Start of Records to use

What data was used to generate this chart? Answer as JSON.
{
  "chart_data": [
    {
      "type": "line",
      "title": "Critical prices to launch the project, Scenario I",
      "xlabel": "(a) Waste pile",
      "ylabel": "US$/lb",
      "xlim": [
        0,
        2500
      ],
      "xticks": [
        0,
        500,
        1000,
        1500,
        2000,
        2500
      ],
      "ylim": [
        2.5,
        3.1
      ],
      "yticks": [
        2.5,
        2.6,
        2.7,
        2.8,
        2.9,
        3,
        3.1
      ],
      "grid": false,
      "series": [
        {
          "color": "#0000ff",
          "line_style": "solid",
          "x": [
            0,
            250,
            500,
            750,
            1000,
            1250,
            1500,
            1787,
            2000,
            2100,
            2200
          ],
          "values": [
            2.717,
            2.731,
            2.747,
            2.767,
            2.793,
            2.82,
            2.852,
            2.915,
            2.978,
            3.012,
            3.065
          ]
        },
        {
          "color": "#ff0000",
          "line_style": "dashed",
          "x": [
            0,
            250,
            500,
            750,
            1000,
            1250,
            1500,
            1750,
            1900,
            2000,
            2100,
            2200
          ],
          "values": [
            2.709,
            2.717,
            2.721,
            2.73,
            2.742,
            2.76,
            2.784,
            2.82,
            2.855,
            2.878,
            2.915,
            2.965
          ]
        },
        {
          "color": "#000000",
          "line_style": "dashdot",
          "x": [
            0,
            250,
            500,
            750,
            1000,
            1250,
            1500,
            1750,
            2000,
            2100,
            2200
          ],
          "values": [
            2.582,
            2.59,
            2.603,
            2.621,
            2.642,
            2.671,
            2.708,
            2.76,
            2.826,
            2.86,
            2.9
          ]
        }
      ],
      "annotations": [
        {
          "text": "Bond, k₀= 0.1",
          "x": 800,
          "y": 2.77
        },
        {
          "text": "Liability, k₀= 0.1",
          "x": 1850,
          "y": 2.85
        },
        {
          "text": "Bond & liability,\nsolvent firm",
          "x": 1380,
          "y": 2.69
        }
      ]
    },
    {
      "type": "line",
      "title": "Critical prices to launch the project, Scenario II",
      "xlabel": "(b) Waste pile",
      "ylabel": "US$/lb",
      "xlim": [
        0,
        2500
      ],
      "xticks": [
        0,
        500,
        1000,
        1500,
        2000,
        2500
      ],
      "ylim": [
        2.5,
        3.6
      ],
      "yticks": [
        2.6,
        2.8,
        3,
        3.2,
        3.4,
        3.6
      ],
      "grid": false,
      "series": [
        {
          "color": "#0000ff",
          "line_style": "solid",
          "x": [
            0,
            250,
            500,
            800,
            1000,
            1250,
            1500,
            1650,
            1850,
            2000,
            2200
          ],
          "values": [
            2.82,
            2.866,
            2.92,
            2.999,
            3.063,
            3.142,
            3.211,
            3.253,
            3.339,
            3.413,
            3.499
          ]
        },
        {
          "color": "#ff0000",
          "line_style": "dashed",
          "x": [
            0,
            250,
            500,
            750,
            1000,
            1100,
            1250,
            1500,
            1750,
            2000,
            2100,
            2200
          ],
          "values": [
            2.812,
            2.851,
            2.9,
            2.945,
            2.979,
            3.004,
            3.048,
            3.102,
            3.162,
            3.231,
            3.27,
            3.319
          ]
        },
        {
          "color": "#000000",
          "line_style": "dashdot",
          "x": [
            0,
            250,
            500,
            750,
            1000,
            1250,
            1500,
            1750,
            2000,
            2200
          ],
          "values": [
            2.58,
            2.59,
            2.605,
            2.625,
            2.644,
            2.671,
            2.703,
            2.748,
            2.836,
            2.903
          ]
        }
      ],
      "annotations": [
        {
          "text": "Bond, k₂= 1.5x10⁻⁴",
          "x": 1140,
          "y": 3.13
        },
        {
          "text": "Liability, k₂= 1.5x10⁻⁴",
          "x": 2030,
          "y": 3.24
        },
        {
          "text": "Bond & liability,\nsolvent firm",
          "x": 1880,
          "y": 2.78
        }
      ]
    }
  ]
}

End of Records to use

- **Brief**
Print all of the entries again, exactly as written.

- **Response to this exercise**
What data was used to generate this chart? Answer as JSON.
{
  "chart_data": [
    {
      "type": "line",
      "title": "Critical prices to launch the project, Scenario I",
      "xlabel": "(a) Waste pile",
      "ylabel": "US$/lb",
      "xlim": [
        0,
        2500
      ],
      "xticks": [
        0,
        500,
        1000,
        1500,
        2000,
        2500
      ],
      "ylim": [
        2.5,
        3.1
      ],
      "yticks": [
        2.5,
        2.6,
        2.7,
        2.8,
        2.9,
        3,
        3.1
      ],
      "grid": false,
      "series": [
        {
          "color": "#0000ff",
          "line_style": "solid",
          "x": [
            0,
            250,
            500,
            750,
            1000,
            1250,
            1500,
            1787,
            2000,
            2100,
            2200
          ],
          "values": [
            2.717,
            2.731,
            2.747,
            2.767,
            2.793,
            2.82,
            2.852,
            2.915,
            2.978,
            3.012,
            3.065
          ]
        },
        {
          "color": "#ff0000",
          "line_style": "dashed",
          "x": [
            0,
            250,
            500,
            750,
            1000,
            1250,
            1500,
            1750,
            1900,
            2000,
            2100,
            2200
          ],
          "values": [
            2.709,
            2.717,
            2.721,
            2.73,
            2.742,
            2.76,
            2.784,
            2.82,
            2.855,
            2.878,
            2.915,
            2.965
          ]
        },
        {
          "color": "#000000",
          "line_style": "dashdot",
          "x": [
            0,
            250,
            500,
            750,
            1000,
            1250,
            1500,
            1750,
            2000,
            2100,
            2200
          ],
          "values": [
            2.582,
            2.59,
            2.603,
            2.621,
            2.642,
            2.671,
            2.708,
            2.76,
            2.826,
            2.86,
            2.9
          ]
        }
      ],
      "annotations": [
        {
          "text": "Bond, k₀= 0.1",
          "x": 800,
          "y": 2.77
        },
        {
          "text": "Liability, k₀= 0.1",
          "x": 1850,
          "y": 2.85
        },
        {
          "text": "Bond & liability,\nsolvent firm",
          "x": 1380,
          "y": 2.69
        }
      ]
    },
    {
      "type": "line",
      "title": "Critical prices to launch the project, Scenario II",
      "xlabel": "(b) Waste pile",
      "ylabel": "US$/lb",
      "xlim": [
        0,
        2500
      ],
      "xticks": [
        0,
        500,
        1000,
        1500,
        2000,
        2500
      ],
      "ylim": [
        2.5,
        3.6
      ],
      "yticks": [
        2.6,
        2.8,
        3,
        3.2,
        3.4,
        3.6
      ],
      "grid": false,
      "series": [
        {
          "color": "#0000ff",
          "line_style": "solid",
          "x": [
            0,
            250,
            500,
            800,
            1000,
            1250,
            1500,
            1650,
            1850,
            2000,
            2200
          ],
          "values": [
            2.82,
            2.866,
            2.92,
            2.999,
            3.063,
            3.142,
            3.211,
            3.253,
            3.339,
            3.413,
            3.499
          ]
        },
        {
          "color": "#ff0000",
          "line_style": "dashed",
          "x": [
            0,
            250,
            500,
            750,
            1000,
            1100,
            1250,
            1500,
            1750,
            2000,
            2100,
            2200
          ],
          "values": [
            2.812,
            2.851,
            2.9,
            2.945,
            2.979,
            3.004,
            3.048,
            3.102,
            3.162,
            3.231,
            3.27,
            3.319
          ]
        },
        {
          "color": "#000000",
          "line_style": "dashdot",
          "x": [
            0,
            250,
            500,
            750,
            1000,
            1250,
            1500,
            1750,
            2000,
            2200
          ],
          "values": [
            2.58,
            2.59,
            2.605,
            2.625,
            2.644,
            2.671,
            2.703,
            2.748,
            2.836,
            2.903
          ]
        }
      ],
      "annotations": [
        {
          "text": "Bond, k₂= 1.5x10⁻⁴",
          "x": 1140,
          "y": 3.13
        },
        {
          "text": "Liability, k₂= 1.5x10⁻⁴",
          "x": 2030,
          "y": 3.24
        },
        {
          "text": "Bond & liability,\nsolvent firm",
          "x": 1880,
          "y": 2.78
        }
      ]
    }
  ]
}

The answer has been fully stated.